What you are asked to do
Check every line of the entries below for the word "color", and copy the ones that have it.

* start Provided data *

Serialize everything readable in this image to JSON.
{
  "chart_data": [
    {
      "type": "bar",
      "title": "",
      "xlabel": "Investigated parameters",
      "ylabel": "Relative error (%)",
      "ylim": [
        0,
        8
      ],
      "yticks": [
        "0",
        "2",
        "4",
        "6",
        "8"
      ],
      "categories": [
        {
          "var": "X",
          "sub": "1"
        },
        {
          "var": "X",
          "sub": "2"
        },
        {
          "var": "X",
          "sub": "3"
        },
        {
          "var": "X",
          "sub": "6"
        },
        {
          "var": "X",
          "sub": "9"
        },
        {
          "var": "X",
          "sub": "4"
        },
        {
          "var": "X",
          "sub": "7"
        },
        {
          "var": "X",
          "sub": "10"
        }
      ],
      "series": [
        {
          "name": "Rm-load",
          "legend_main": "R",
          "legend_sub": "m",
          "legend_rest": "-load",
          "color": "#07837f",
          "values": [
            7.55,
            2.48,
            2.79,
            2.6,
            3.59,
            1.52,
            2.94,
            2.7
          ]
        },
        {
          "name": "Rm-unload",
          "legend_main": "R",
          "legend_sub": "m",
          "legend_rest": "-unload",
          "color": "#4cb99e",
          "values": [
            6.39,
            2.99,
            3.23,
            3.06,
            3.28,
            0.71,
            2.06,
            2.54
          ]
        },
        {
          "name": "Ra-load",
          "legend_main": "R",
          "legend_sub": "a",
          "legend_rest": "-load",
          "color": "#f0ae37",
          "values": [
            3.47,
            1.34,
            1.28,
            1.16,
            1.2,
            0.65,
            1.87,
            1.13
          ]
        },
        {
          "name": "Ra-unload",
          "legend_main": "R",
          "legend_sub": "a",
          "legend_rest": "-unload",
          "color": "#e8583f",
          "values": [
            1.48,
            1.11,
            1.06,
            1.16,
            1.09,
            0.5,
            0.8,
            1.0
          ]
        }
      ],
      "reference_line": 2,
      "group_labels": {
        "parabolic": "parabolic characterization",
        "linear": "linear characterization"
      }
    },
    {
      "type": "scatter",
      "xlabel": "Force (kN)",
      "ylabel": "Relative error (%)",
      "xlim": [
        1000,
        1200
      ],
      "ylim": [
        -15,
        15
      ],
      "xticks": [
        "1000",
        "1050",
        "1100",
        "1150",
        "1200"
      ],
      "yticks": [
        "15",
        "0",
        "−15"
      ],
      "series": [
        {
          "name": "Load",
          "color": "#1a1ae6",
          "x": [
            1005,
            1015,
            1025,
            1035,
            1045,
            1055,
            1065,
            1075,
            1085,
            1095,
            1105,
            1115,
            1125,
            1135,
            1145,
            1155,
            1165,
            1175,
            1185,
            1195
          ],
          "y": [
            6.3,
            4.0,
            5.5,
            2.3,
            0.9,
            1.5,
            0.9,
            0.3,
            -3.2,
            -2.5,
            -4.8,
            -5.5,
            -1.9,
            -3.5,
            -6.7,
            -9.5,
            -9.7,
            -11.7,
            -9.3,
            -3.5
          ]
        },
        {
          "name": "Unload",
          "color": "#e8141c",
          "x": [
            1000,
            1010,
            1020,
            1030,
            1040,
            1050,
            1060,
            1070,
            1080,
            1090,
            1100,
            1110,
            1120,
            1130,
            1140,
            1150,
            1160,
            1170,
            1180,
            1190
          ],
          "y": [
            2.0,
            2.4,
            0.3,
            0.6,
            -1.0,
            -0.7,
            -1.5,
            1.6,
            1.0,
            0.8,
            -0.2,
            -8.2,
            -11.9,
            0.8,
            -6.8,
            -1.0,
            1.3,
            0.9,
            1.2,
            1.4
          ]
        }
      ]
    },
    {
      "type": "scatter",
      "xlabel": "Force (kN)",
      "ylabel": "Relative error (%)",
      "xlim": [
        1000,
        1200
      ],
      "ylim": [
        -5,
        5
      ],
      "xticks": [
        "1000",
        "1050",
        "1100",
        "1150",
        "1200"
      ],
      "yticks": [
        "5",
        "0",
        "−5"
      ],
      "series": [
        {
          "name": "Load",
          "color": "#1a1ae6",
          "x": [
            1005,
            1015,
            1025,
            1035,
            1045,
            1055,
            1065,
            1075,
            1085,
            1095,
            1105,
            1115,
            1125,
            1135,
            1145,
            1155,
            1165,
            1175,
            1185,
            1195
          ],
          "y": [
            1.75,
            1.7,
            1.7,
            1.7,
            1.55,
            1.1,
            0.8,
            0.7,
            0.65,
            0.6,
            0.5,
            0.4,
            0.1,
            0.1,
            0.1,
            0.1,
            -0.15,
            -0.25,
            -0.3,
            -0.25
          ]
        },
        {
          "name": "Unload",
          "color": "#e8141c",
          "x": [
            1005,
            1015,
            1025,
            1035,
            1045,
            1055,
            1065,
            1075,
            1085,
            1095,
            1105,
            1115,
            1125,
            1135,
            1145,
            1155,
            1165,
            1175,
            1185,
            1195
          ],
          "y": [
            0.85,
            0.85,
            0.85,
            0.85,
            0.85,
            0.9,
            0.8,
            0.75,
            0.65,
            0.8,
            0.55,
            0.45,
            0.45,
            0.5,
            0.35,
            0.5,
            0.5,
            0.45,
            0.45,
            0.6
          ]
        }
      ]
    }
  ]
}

* end Provided data *

Exercise result
          "color": "#07837f",
          "color": "#4cb99e",
          "color": "#f0ae37",
          "color": "#e8583f",
          "color": "#1a1ae6",
          "color": "#e8141c",
          "color": "#1a1ae6",
          "color": "#e8141c",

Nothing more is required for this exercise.